▶ **Document segment**

====

The Internet and Public Diplomacy, Bar-Ilan University


With the advent of Web 2.0 technology (including blogs and social networking), the Internet is increasingly becoming a political medium for expressing views and influencing public opinion, both domestically and internationally.

The lecture examines the emerging phenomenon, current practice and likely future directions.

Recent changes include:

  • Last month the US state department made the move to Web 2.0 with a blog “dipnote” at blogs.state.gov
  • This month the BBC started making some content available on Bebo, in March some BBC content went on YouTube.

====

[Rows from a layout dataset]

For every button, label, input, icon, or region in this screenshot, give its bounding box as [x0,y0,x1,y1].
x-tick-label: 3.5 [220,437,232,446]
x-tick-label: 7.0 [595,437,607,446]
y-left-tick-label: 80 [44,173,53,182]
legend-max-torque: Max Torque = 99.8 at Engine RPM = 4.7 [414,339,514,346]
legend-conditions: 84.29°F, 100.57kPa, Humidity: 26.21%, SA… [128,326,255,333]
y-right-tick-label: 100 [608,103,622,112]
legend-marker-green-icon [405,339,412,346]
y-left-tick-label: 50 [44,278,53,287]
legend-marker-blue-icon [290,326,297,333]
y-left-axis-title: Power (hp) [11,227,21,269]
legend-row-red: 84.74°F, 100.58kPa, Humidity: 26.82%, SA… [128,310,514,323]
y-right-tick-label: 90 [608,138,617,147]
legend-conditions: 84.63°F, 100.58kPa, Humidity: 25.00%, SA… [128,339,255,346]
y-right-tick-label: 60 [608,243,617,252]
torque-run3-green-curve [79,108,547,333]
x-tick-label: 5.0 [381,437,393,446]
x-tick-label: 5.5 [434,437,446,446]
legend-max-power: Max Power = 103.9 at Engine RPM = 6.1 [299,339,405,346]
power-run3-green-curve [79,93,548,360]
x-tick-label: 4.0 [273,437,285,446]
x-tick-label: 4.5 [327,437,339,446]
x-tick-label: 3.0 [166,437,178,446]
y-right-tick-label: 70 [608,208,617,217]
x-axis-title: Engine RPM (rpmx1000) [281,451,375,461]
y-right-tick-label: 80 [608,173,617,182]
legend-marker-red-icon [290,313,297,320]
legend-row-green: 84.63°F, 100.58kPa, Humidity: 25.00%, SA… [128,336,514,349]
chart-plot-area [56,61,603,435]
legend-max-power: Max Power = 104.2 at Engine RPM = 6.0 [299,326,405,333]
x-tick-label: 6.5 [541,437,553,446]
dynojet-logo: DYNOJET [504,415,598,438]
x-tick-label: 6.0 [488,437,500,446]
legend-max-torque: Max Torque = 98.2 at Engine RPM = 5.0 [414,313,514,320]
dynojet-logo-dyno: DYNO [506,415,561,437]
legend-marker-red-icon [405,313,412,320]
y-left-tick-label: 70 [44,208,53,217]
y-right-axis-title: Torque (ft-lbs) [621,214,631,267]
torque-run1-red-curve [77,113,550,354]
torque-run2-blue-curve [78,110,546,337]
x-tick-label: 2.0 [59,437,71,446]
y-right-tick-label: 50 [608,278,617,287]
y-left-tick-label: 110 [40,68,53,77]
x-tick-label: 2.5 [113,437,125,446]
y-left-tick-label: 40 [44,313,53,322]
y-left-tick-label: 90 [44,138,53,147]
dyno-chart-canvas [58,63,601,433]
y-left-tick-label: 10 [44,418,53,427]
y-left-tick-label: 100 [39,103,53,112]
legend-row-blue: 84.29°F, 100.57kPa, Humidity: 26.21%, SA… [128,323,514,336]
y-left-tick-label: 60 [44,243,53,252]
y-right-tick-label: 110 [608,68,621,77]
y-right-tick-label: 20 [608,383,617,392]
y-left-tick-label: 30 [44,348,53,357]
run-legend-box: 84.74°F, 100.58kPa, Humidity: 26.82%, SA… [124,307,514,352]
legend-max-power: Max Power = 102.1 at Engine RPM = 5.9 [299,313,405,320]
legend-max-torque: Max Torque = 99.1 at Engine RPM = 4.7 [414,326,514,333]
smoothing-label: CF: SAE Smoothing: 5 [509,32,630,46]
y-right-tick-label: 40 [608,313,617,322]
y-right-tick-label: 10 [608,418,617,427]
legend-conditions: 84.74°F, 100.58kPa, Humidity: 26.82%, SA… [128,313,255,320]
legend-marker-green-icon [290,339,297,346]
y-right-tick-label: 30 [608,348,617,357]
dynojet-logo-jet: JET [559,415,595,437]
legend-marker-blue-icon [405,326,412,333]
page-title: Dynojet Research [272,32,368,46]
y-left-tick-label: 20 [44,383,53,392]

====

▶ **To be done**
(1) Write out the text on the Internet and public diplomacy word for word, from "With the advent" to "domestically and internationally.".
(2) Please answer these questions on the text on the Internet and public diplomacy.
(a) What technology is making the Internet increasingly a political medium?
(b) What is the name of the US state department's blog?
(c) On which site did the BBC start making some content available this month?

▶ **Answers in order**
(1)
With the advent of Web 2.0 technology (including blogs and social networking), the Internet is increasingly becoming a political medium for expressing views and influencing public opinion, both domestically and internationally.

(2)
(a) Web 2.0 technology, including blogs and social networking
(b) "dipnote," at blogs.state.gov
(c) Bebo